Task objective: Output the full listing word for word.
--- START Supplied data ---
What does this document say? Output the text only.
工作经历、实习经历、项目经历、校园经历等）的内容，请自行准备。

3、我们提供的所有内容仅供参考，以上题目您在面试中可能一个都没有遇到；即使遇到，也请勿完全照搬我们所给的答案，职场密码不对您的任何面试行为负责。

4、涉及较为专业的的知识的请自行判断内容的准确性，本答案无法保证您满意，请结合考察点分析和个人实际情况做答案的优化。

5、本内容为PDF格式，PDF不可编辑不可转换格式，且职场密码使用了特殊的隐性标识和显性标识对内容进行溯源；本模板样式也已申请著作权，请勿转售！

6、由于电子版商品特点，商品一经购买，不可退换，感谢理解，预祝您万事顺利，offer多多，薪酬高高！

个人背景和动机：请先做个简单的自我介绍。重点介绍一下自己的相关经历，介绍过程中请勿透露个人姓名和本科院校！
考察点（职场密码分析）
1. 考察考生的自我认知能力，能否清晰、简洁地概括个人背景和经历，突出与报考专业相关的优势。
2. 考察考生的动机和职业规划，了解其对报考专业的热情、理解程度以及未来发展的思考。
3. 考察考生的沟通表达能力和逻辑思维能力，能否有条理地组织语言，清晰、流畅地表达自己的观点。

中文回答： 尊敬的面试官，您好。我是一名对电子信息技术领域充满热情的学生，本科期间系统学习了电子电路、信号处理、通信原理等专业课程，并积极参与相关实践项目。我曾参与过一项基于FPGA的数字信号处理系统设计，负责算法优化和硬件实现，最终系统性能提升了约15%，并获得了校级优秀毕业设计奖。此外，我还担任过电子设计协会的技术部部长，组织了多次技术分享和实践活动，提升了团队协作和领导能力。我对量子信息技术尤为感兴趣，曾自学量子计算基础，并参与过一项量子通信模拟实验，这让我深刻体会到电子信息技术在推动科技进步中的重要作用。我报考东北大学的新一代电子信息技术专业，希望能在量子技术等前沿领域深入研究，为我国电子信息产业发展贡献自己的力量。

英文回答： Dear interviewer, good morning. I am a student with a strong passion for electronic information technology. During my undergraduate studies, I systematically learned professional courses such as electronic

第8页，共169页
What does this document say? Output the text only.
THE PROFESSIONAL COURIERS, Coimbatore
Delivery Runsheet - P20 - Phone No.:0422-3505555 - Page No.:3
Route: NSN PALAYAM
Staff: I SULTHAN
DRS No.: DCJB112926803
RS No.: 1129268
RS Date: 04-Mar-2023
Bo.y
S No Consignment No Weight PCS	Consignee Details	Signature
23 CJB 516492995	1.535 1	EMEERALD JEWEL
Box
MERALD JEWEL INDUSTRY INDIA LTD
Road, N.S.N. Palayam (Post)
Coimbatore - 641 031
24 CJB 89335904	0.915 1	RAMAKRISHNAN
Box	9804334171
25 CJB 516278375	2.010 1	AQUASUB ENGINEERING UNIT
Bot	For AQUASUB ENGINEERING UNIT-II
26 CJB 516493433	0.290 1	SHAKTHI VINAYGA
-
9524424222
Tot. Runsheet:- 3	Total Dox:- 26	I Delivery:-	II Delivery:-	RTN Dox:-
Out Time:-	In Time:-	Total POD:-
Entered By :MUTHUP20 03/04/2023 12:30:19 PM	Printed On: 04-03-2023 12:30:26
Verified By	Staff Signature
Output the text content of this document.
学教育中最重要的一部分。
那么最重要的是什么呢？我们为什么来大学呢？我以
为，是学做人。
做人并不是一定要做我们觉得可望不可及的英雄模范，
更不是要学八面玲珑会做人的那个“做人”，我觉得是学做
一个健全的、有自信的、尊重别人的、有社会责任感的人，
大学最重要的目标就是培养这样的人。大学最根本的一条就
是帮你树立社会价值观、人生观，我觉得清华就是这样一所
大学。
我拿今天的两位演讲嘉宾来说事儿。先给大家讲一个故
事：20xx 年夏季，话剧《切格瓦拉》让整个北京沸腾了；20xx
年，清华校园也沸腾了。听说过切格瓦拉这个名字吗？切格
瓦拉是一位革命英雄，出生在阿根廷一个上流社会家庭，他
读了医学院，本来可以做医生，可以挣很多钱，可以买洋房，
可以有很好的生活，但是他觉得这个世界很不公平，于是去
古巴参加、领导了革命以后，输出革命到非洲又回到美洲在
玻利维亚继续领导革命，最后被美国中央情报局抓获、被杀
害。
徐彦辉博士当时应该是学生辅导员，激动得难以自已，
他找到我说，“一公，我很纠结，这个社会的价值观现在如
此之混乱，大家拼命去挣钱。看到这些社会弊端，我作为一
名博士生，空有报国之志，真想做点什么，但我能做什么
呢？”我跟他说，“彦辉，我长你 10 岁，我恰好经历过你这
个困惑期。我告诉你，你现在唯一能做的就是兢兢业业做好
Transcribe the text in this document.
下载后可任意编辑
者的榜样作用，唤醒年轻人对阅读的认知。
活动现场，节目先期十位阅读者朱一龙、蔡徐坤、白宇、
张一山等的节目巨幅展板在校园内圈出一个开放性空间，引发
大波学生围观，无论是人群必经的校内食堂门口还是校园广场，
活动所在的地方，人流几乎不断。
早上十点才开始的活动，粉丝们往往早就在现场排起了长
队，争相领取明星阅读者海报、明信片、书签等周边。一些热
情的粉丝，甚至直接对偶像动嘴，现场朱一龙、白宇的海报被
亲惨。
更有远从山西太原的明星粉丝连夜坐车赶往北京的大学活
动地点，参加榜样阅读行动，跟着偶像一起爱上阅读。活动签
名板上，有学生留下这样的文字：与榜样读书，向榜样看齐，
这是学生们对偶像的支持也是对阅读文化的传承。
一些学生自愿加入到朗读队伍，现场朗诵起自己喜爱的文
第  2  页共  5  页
--- END Supplied data ---
Result for this task:
What does this document say? Output the text only.
工作经历、实习经历、项目经历、校园经历等）的内容，请自行准备。

3、我们提供的所有内容仅供参考，以上题目您在面试中可能一个都没有遇到；即使遇到，也请勿完全照搬我们所给的答案，职场密码不对您的任何面试行为负责。

4、涉及较为专业的的知识的请自行判断内容的准确性，本答案无法保证您满意，请结合考察点分析和个人实际情况做答案的优化。

5、本内容为PDF格式，PDF不可编辑不可转换格式，且职场密码使用了特殊的隐性标识和显性标识对内容进行溯源；本模板样式也已申请著作权，请勿转售！

6、由于电子版商品特点，商品一经购买，不可退换，感谢理解，预祝您万事顺利，offer多多，薪酬高高！

个人背景和动机：请先做个简单的自我介绍。重点介绍一下自己的相关经历，介绍过程中请勿透露个人姓名和本科院校！
考察点（职场密码分析）
1. 考察考生的自我认知能力，能否清晰、简洁地概括个人背景和经历，突出与报考专业相关的优势。
2. 考察考生的动机和职业规划，了解其对报考专业的热情、理解程度以及未来发展的思考。
3. 考察考生的沟通表达能力和逻辑思维能力，能否有条理地组织语言，清晰、流畅地表达自己的观点。

中文回答： 尊敬的面试官，您好。我是一名对电子信息技术领域充满热情的学生，本科期间系统学习了电子电路、信号处理、通信原理等专业课程，并积极参与相关实践项目。我曾参与过一项基于FPGA的数字信号处理系统设计，负责算法优化和硬件实现，最终系统性能提升了约15%，并获得了校级优秀毕业设计奖。此外，我还担任过电子设计协会的技术部部长，组织了多次技术分享和实践活动，提升了团队协作和领导能力。我对量子信息技术尤为感兴趣，曾自学量子计算基础，并参与过一项量子通信模拟实验，这让我深刻体会到电子信息技术在推动科技进步中的重要作用。我报考东北大学的新一代电子信息技术专业，希望能在量子技术等前沿领域深入研究，为我国电子信息产业发展贡献自己的力量。

英文回答： Dear interviewer, good morning. I am a student with a strong passion for electronic information technology. During my undergraduate studies, I systematically learned professional courses such as electronic

第8页，共169页
What does this document say? Output the text only.
THE PROFESSIONAL COURIERS, Coimbatore
Delivery Runsheet - P20 - Phone No.:0422-3505555 - Page No.:3
Route: NSN PALAYAM
Staff: I SULTHAN
DRS No.: DCJB112926803
RS No.: 1129268
RS Date: 04-Mar-2023
Bo.y
S No Consignment No Weight PCS	Consignee Details	Signature
23 CJB 516492995	1.535 1	EMEERALD JEWEL
Box
MERALD JEWEL INDUSTRY INDIA LTD
Road, N.S.N. Palayam (Post)
Coimbatore - 641 031
24 CJB 89335904	0.915 1	RAMAKRISHNAN
Box	9804334171
25 CJB 516278375	2.010 1	AQUASUB ENGINEERING UNIT
Bot	For AQUASUB ENGINEERING UNIT-II
26 CJB 516493433	0.290 1	SHAKTHI VINAYGA
-
9524424222
Tot. Runsheet:- 3	Total Dox:- 26	I Delivery:-	II Delivery:-	RTN Dox:-
Out Time:-	In Time:-	Total POD:-
Entered By :MUTHUP20 03/04/2023 12:30:19 PM	Printed On: 04-03-2023 12:30:26
Verified By	Staff Signature
Output the text content of this document.
学教育中最重要的一部分。
那么最重要的是什么呢？我们为什么来大学呢？我以
为，是学做人。
做人并不是一定要做我们觉得可望不可及的英雄模范，
更不是要学八面玲珑会做人的那个“做人”，我觉得是学做
一个健全的、有自信的、尊重别人的、有社会责任感的人，
大学最重要的目标就是培养这样的人。大学最根本的一条就
是帮你树立社会价值观、人生观，我觉得清华就是这样一所
大学。
我拿今天的两位演讲嘉宾来说事儿。先给大家讲一个故
事：20xx 年夏季，话剧《切格瓦拉》让整个北京沸腾了；20xx
年，清华校园也沸腾了。听说过切格瓦拉这个名字吗？切格
瓦拉是一位革命英雄，出生在阿根廷一个上流社会家庭，他
读了医学院，本来可以做医生，可以挣很多钱，可以买洋房，
可以有很好的生活，但是他觉得这个世界很不公平，于是去
古巴参加、领导了革命以后，输出革命到非洲又回到美洲在
玻利维亚继续领导革命，最后被美国中央情报局抓获、被杀
害。
徐彦辉博士当时应该是学生辅导员，激动得难以自已，
他找到我说，“一公，我很纠结，这个社会的价值观现在如
此之混乱，大家拼命去挣钱。看到这些社会弊端，我作为一
名博士生，空有报国之志，真想做点什么，但我能做什么
呢？”我跟他说，“彦辉，我长你 10 岁，我恰好经历过你这
个困惑期。我告诉你，你现在唯一能做的就是兢兢业业做好
Transcribe the text in this document.
下载后可任意编辑
者的榜样作用，唤醒年轻人对阅读的认知。
活动现场，节目先期十位阅读者朱一龙、蔡徐坤、白宇、
张一山等的节目巨幅展板在校园内圈出一个开放性空间，引发
大波学生围观，无论是人群必经的校内食堂门口还是校园广场，
活动所在的地方，人流几乎不断。
早上十点才开始的活动，粉丝们往往早就在现场排起了长
队，争相领取明星阅读者海报、明信片、书签等周边。一些热
情的粉丝，甚至直接对偶像动嘴，现场朱一龙、白宇的海报被
亲惨。
更有远从山西太原的明星粉丝连夜坐车赶往北京的大学活
动地点，参加榜样阅读行动，跟着偶像一起爱上阅读。活动签
名板上，有学生留下这样的文字：与榜样读书，向榜样看齐，
这是学生们对偶像的支持也是对阅读文化的传承。
一些学生自愿加入到朗读队伍，现场朗诵起自己喜爱的文
第  2  页共  5  页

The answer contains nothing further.